Entries:
* * * * * * * * *
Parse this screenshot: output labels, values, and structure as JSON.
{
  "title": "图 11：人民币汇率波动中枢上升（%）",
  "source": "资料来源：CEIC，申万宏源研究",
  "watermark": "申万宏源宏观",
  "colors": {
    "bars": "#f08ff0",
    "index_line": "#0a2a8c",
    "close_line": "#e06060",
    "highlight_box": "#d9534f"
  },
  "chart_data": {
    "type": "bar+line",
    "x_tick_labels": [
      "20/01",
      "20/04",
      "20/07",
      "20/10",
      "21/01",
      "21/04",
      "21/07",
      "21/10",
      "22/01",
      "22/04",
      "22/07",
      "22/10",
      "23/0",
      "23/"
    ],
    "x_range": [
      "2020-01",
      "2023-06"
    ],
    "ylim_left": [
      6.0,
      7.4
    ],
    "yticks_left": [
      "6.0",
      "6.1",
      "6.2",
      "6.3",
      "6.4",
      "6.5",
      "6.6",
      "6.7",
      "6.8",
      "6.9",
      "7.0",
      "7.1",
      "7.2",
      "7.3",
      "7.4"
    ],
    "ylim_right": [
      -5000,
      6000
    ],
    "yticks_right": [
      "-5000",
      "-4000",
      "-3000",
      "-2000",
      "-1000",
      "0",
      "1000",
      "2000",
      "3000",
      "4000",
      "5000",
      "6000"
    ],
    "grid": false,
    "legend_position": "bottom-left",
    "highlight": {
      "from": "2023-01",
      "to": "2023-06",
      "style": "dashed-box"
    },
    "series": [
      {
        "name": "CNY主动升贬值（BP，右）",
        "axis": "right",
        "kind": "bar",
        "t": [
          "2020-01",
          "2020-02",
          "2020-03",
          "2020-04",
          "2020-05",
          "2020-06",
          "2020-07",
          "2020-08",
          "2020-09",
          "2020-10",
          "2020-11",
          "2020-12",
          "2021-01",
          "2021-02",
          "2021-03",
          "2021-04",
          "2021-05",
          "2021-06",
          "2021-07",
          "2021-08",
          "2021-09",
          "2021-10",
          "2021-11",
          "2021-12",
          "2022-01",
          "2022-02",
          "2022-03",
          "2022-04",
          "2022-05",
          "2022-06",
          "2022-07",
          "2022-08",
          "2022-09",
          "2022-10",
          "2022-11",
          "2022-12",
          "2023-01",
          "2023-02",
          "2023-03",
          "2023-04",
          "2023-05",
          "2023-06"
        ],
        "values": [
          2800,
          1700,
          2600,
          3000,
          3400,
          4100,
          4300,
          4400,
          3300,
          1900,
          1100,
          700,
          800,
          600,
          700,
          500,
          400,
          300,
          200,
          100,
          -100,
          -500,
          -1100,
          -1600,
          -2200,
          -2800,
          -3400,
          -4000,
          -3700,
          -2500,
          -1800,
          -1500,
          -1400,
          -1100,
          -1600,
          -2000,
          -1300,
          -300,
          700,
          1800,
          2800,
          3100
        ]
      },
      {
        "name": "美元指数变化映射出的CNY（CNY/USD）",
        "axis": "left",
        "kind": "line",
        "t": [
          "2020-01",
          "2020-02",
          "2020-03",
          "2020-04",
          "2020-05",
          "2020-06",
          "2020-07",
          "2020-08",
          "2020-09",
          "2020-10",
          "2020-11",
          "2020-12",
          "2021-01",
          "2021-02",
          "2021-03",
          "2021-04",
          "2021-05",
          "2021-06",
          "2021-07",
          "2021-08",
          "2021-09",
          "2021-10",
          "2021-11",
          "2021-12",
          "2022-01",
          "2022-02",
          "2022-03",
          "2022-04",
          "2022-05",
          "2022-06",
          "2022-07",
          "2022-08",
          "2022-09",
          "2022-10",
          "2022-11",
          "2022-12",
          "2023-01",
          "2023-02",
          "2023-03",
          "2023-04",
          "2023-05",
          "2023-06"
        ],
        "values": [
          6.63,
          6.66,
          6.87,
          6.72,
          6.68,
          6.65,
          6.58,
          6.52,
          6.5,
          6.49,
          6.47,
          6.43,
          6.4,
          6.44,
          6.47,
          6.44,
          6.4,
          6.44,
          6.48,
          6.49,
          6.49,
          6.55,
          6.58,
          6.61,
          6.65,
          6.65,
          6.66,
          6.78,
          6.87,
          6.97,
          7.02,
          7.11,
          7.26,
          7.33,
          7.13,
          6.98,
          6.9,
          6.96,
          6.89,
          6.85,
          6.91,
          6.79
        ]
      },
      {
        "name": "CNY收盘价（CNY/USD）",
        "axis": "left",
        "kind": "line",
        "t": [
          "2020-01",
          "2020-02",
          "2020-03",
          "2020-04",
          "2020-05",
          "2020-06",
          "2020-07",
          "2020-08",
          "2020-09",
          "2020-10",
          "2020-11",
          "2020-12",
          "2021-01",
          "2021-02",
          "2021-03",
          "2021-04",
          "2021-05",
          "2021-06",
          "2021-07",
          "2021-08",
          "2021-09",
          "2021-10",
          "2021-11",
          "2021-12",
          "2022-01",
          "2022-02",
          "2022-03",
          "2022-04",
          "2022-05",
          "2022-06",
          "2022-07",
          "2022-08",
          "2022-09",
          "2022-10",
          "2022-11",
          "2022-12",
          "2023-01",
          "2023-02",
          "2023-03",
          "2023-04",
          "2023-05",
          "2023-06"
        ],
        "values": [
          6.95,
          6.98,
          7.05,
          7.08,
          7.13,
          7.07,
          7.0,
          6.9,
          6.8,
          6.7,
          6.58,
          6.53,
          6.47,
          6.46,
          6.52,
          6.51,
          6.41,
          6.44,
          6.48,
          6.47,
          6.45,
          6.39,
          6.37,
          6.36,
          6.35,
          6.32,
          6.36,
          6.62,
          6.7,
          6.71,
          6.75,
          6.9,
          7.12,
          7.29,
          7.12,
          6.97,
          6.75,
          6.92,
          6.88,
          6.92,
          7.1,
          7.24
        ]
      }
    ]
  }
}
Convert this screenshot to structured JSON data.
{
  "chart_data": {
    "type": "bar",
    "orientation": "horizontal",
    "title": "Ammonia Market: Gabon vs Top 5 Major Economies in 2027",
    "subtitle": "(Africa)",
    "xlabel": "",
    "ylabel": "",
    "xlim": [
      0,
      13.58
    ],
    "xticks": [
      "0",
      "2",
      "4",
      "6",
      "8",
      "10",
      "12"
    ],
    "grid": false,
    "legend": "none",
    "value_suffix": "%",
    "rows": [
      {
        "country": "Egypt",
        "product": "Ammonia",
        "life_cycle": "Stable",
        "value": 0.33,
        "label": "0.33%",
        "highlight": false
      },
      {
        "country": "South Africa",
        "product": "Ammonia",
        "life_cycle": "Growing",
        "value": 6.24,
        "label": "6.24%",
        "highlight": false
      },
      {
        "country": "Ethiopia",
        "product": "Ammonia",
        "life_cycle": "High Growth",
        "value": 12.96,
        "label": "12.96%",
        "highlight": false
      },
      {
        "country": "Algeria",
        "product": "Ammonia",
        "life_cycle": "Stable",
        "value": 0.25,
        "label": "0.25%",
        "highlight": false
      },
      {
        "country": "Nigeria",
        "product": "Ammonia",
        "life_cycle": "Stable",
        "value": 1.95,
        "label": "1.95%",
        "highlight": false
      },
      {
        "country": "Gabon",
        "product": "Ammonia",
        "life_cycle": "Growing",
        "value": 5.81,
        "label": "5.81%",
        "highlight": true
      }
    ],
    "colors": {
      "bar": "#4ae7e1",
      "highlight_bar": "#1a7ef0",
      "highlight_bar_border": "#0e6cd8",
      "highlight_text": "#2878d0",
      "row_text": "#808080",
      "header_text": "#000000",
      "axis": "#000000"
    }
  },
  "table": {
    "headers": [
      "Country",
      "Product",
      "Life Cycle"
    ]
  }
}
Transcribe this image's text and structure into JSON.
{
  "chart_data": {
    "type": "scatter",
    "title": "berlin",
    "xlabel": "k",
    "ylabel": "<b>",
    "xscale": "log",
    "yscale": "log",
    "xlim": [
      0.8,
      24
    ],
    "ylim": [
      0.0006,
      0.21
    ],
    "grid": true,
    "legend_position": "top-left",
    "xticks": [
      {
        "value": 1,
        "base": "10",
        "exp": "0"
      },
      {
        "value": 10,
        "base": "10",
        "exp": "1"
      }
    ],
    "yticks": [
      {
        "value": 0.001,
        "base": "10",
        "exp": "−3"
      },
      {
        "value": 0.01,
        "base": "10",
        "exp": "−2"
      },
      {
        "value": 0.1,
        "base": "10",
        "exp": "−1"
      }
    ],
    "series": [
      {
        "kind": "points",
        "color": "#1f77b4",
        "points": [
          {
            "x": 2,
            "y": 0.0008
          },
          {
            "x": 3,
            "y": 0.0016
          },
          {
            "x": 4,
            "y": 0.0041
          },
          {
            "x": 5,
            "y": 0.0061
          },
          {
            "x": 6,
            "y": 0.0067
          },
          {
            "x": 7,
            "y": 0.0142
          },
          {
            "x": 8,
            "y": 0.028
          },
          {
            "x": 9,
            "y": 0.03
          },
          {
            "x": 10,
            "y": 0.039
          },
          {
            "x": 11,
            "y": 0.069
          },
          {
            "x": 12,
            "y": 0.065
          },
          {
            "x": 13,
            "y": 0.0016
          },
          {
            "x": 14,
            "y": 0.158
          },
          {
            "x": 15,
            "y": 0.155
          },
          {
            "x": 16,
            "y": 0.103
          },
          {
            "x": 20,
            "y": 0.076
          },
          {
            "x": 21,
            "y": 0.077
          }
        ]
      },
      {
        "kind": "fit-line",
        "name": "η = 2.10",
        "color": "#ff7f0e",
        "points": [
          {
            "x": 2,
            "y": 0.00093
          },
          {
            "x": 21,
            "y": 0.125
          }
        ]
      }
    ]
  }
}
* * * * * * * * *
Copy every line that includes the string "JSON" from the material above.

Parse this screenshot: output labels, values, and structure as JSON.
Convert this screenshot to structured JSON data.
Transcribe this image's text and structure into JSON.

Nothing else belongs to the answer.